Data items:
--
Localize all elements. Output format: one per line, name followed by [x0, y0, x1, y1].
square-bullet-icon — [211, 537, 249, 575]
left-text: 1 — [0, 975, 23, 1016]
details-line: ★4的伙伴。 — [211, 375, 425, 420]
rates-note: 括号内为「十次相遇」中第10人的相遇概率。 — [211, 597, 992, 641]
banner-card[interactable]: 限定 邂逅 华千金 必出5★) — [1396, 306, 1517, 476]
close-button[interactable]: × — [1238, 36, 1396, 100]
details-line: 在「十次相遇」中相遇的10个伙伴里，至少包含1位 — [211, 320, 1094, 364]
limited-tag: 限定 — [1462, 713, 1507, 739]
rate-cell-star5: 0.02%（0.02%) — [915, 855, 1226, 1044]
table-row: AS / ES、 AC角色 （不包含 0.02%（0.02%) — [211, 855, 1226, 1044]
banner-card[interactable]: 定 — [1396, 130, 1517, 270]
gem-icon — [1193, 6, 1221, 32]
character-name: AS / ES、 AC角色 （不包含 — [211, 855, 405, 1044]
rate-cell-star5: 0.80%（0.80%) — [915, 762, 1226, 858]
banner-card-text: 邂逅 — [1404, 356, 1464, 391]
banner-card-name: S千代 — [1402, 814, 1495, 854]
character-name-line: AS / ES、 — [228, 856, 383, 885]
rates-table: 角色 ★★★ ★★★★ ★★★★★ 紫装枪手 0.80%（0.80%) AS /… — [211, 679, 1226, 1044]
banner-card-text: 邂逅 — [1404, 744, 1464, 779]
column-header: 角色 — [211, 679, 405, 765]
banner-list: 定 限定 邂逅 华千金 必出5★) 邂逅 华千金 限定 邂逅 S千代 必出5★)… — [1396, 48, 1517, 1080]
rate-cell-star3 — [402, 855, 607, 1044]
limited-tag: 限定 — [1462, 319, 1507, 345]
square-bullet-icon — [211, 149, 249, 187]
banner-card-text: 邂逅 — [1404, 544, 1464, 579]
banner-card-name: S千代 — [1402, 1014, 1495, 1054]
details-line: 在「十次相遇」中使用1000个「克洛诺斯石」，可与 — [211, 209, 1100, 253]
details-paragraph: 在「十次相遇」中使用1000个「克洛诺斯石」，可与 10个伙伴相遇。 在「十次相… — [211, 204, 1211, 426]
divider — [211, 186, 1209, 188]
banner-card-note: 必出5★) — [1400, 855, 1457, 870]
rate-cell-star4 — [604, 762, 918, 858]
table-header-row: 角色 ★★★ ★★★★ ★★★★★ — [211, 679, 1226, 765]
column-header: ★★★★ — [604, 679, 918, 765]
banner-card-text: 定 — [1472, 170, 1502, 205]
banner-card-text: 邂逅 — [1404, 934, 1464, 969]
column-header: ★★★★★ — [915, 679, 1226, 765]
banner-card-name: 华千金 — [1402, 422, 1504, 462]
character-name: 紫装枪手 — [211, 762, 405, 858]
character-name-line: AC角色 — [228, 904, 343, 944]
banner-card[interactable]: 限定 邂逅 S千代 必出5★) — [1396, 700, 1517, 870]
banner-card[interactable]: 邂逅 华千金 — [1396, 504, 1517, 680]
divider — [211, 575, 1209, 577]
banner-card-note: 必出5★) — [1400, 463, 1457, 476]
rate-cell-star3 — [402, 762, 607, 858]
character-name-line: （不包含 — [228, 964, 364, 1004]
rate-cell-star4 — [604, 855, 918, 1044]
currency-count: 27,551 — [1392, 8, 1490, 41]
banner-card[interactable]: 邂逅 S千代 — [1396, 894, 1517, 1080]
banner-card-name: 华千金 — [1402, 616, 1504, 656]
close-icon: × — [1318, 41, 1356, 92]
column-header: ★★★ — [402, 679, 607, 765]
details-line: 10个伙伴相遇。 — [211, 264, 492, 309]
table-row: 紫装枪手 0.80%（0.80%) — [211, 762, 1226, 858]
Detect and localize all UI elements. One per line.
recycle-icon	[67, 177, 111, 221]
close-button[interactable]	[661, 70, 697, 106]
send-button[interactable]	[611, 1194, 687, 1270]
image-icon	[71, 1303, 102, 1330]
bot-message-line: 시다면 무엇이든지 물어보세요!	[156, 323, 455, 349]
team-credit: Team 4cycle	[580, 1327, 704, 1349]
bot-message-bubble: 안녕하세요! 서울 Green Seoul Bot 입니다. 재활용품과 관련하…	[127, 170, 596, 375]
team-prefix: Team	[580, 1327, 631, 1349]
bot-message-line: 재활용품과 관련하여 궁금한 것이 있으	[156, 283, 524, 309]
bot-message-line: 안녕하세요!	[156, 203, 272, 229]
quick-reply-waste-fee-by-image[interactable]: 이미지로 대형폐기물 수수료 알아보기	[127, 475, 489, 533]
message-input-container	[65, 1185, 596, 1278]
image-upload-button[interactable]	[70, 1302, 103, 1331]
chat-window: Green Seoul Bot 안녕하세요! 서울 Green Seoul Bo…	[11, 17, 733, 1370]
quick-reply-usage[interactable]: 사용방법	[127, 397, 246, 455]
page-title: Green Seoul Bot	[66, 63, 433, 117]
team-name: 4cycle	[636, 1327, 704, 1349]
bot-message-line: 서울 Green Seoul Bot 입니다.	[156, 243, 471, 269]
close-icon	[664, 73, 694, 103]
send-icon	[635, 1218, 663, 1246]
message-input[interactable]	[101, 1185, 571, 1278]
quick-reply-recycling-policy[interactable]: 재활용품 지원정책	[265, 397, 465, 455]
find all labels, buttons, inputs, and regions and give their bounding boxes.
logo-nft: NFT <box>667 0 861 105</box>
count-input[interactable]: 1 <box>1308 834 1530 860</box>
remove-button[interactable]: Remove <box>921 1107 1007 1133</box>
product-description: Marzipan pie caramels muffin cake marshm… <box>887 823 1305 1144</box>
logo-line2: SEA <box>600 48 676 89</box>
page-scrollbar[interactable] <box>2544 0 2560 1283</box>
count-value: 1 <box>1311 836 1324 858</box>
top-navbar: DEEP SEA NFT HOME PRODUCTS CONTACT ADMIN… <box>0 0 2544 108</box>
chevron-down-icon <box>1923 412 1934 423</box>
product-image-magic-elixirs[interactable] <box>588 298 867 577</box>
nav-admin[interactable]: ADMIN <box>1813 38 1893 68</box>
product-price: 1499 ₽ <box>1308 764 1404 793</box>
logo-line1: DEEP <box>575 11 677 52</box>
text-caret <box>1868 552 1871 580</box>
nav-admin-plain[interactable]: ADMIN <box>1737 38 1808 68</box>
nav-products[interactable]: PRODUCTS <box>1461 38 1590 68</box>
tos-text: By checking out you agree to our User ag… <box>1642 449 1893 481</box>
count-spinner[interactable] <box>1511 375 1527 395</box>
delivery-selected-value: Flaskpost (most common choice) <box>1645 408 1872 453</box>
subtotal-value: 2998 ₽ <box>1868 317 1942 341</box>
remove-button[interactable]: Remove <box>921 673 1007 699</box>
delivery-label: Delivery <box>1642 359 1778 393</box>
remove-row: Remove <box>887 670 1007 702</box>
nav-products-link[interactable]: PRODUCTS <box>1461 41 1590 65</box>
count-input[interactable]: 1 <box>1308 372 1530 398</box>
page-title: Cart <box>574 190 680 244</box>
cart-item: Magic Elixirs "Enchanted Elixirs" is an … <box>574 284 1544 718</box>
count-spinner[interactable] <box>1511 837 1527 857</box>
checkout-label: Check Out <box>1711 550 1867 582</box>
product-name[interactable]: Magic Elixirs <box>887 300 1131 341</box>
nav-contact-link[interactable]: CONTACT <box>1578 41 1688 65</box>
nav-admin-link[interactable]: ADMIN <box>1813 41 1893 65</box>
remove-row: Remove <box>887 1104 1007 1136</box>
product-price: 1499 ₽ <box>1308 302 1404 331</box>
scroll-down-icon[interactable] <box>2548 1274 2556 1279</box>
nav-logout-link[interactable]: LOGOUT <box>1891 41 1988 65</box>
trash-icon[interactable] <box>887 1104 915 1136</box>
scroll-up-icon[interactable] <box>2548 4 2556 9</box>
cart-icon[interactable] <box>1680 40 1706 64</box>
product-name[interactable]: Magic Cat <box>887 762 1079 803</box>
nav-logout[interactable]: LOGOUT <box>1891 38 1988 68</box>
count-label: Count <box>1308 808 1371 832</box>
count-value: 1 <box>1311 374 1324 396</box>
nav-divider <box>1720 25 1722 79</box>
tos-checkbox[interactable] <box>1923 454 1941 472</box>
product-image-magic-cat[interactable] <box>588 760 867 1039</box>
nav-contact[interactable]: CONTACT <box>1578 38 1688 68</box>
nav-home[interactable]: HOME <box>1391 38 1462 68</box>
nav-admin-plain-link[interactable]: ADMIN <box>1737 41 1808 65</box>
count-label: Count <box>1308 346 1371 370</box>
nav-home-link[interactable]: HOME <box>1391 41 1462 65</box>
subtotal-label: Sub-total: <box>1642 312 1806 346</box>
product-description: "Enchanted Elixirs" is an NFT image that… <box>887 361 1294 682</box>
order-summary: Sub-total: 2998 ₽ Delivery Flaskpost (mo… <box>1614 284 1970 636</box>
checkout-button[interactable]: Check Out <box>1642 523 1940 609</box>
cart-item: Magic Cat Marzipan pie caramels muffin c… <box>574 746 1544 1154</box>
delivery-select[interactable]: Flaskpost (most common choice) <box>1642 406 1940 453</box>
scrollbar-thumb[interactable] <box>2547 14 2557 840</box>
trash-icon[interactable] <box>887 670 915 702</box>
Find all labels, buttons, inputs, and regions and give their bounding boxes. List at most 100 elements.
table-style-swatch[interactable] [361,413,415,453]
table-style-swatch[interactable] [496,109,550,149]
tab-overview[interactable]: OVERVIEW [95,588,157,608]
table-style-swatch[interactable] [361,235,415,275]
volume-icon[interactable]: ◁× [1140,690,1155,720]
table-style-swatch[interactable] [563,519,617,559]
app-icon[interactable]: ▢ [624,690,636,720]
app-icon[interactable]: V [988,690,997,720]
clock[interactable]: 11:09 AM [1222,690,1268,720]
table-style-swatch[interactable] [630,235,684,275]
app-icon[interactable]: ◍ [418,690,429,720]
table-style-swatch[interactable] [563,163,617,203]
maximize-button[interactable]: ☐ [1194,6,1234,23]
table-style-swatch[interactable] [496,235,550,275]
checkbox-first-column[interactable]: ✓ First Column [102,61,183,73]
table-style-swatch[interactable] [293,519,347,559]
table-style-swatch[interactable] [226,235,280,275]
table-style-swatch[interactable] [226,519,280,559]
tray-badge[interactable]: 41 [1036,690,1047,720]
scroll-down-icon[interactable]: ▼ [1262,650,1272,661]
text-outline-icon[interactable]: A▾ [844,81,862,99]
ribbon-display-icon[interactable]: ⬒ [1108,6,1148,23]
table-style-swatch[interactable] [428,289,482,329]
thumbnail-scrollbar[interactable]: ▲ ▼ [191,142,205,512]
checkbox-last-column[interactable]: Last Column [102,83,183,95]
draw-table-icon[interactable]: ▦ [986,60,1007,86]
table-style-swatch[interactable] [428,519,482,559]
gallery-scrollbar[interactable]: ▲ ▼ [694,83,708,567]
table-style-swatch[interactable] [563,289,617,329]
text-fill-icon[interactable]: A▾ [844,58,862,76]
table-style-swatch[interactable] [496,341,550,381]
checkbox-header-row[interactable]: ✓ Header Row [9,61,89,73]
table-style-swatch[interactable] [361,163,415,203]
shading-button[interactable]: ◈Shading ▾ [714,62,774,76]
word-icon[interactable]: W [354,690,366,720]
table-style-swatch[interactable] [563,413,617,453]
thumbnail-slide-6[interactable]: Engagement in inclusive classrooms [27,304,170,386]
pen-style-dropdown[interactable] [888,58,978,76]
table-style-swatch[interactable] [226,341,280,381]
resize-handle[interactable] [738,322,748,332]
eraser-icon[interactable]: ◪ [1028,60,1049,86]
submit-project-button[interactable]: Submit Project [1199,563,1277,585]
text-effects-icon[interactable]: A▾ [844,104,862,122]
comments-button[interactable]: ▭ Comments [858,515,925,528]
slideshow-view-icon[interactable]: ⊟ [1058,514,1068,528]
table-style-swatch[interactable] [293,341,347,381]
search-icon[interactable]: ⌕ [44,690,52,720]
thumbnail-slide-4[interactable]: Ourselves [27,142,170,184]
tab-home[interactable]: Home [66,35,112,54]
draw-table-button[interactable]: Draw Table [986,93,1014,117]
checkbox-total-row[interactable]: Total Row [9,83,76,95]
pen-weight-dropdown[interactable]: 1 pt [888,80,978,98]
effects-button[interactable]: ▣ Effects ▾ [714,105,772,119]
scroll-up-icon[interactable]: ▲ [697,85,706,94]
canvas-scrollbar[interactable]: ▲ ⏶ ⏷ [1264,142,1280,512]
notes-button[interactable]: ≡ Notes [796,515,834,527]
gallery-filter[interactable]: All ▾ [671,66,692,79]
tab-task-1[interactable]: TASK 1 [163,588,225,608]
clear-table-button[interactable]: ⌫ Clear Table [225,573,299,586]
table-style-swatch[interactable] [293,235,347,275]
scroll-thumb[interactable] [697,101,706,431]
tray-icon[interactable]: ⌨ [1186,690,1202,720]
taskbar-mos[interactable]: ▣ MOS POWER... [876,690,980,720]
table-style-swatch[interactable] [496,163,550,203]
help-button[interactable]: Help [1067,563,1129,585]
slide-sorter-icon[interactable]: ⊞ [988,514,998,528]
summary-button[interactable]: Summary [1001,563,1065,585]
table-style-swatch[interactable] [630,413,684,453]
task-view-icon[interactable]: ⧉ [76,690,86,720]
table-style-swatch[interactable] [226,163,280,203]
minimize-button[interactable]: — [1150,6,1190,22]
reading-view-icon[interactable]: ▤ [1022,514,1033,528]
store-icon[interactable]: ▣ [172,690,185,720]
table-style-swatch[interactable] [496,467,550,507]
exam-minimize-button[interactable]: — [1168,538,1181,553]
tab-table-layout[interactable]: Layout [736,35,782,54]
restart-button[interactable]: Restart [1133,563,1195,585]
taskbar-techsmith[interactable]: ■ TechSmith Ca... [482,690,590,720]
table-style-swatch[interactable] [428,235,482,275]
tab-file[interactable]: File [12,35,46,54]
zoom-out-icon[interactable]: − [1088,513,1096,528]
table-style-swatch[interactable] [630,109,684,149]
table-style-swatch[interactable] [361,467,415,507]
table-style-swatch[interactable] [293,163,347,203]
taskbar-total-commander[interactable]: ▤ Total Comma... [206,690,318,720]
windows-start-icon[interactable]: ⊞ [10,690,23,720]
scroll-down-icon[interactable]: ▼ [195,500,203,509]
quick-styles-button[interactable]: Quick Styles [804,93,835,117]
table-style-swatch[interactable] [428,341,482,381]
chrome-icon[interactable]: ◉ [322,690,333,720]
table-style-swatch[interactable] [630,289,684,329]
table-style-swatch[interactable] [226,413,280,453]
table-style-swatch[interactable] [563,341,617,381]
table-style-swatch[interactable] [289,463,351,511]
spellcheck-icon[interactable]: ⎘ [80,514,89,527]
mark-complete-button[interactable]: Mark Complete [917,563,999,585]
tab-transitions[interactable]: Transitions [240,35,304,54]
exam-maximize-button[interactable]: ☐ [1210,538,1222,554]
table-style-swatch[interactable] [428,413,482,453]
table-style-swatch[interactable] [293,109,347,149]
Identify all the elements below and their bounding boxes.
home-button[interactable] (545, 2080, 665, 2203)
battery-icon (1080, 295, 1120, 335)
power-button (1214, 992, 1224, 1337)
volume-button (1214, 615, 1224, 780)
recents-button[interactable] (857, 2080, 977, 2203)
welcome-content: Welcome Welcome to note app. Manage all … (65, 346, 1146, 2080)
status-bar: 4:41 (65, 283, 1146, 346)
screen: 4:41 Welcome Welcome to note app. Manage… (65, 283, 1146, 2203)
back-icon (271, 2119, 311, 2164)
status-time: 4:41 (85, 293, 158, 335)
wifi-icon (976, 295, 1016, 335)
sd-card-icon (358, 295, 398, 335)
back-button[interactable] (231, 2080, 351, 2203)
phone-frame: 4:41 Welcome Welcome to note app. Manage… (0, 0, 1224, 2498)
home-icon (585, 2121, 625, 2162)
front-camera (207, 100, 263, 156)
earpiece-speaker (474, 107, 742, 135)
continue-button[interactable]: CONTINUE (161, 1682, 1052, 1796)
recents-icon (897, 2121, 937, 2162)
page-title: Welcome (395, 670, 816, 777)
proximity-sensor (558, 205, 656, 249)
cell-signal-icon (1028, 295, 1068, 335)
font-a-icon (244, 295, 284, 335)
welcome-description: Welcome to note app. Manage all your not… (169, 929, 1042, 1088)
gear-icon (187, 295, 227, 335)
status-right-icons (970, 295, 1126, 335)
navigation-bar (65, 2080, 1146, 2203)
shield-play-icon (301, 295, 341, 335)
--
• Set task: Render the items as a JSON list of strings with one string per line and blank lines omitted. Begin at the first line of the items and stop after the line that contains "banner-card-note: 必出5★) — [1400, 855, 1457, 870]", including both of those lines.

• Solution for this exercise:
[
  "Localize all elements. Output format: one per line, name followed by [x0, y0, x1, y1].",
  "square-bullet-icon — [211, 537, 249, 575]",
  "left-text: 1 — [0, 975, 23, 1016]",
  "details-line: ★4的伙伴。 — [211, 375, 425, 420]",
  "rates-note: 括号内为「十次相遇」中第10人的相遇概率。 — [211, 597, 992, 641]",
  "banner-card[interactable]: 限定 邂逅 华千金 必出5★) — [1396, 306, 1517, 476]",
  "close-button[interactable]: × — [1238, 36, 1396, 100]",
  "details-line: 在「十次相遇」中相遇的10个伙伴里，至少包含1位 — [211, 320, 1094, 364]",
  "limited-tag: 限定 — [1462, 713, 1507, 739]",
  "rate-cell-star5: 0.02%（0.02%) — [915, 855, 1226, 1044]",
  "table-row: AS / ES、 AC角色 （不包含 0.02%（0.02%) — [211, 855, 1226, 1044]",
  "banner-card[interactable]: 定 — [1396, 130, 1517, 270]",
  "gem-icon — [1193, 6, 1221, 32]",
  "character-name: AS / ES、 AC角色 （不包含 — [211, 855, 405, 1044]",
  "rate-cell-star5: 0.80%（0.80%) — [915, 762, 1226, 858]",
  "banner-card-text: 邂逅 — [1404, 356, 1464, 391]",
  "banner-card-name: S千代 — [1402, 814, 1495, 854]",
  "character-name-line: AS / ES、 — [228, 856, 383, 885]",
  "rates-table: 角色 ★★★ ★★★★ ★★★★★ 紫装枪手 0.80%（0.80%) AS /… — [211, 679, 1226, 1044]",
  "banner-card-text: 邂逅 — [1404, 744, 1464, 779]",
  "column-header: 角色 — [211, 679, 405, 765]",
  "banner-list: 定 限定 邂逅 华千金 必出5★) 邂逅 华千金 限定 邂逅 S千代 必出5★)… — [1396, 48, 1517, 1080]",
  "rate-cell-star3 — [402, 855, 607, 1044]",
  "limited-tag: 限定 — [1462, 319, 1507, 345]",
  "square-bullet-icon — [211, 149, 249, 187]",
  "banner-card-text: 邂逅 — [1404, 544, 1464, 579]",
  "banner-card-name: S千代 — [1402, 1014, 1495, 1054]",
  "details-line: 在「十次相遇」中使用1000个「克洛诺斯石」，可与 — [211, 209, 1100, 253]",
  "details-paragraph: 在「十次相遇」中使用1000个「克洛诺斯石」，可与 10个伙伴相遇。 在「十次相… — [211, 204, 1211, 426]",
  "divider — [211, 186, 1209, 188]",
  "banner-card-note: 必出5★) — [1400, 855, 1457, 870]"
]